» **Given exercise**
Give an exact copy of every line, leaving images out.
──────
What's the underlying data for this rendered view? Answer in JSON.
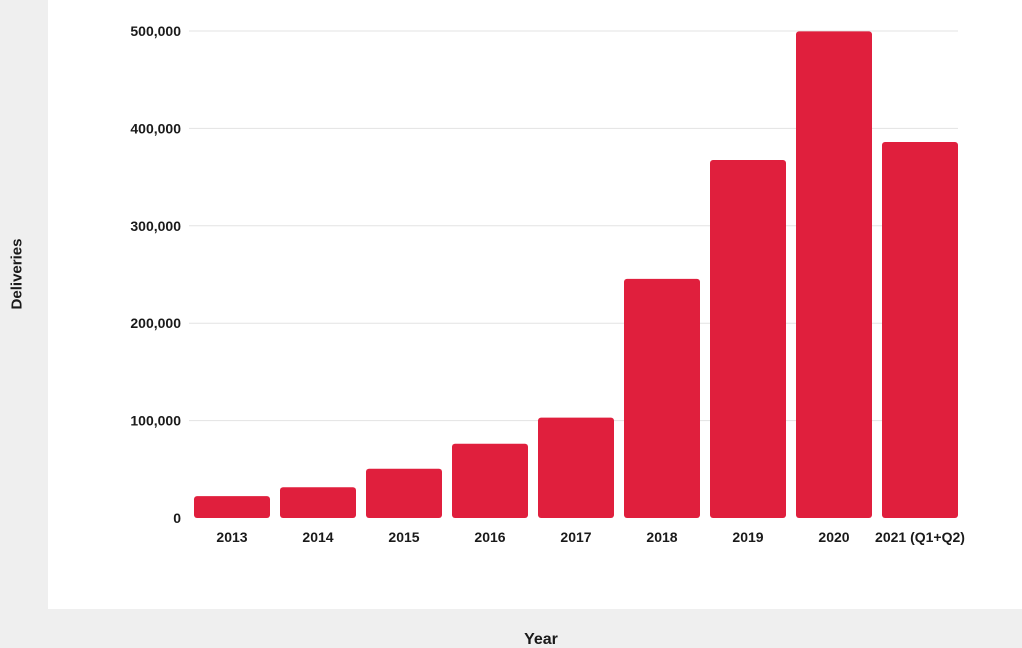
{
  "chart_data": {
    "type": "bar",
    "xlabel": "Year",
    "ylabel": "Deliveries",
    "categories": [
      "2013",
      "2014",
      "2015",
      "2016",
      "2017",
      "2018",
      "2019",
      "2020",
      "2021 (Q1+Q2)"
    ],
    "values": [
      22500,
      31600,
      50600,
      76200,
      103000,
      245500,
      367500,
      499600,
      386000
    ],
    "ylim": [
      0,
      500000
    ],
    "yticks": [
      0,
      100000,
      200000,
      300000,
      400000,
      500000
    ],
    "ytick_labels": [
      "0",
      "100,000",
      "200,000",
      "300,000",
      "400,000",
      "500,000"
    ],
    "grid": true,
    "bar_color": "#e01f3d"
  }
}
──────
» **The completed task**
What's the underlying data for this rendered view? Answer in JSON.
{
  "chart_data": {
    "type": "bar",
    "xlabel": "Year",
    "ylabel": "Deliveries",
    "categories": [
      "2013",
      "2014",
      "2015",
      "2016",
      "2017",
      "2018",
      "2019",
      "2020",
      "2021 (Q1+Q2)"
    ],
    "values": [
      22500,
      31600,
      50600,
      76200,
      103000,
      245500,
      367500,
      499600,
      386000
    ],
    "ylim": [
      0,
      500000
    ],
    "yticks": [
      0,
      100000,
      200000,
      300000,
      400000,
      500000
    ],
    "ytick_labels": [
      "0",
      "100,000",
      "200,000",
      "300,000",
      "400,000",
      "500,000"
    ],
    "grid": true,
    "bar_color": "#e01f3d"
  }
}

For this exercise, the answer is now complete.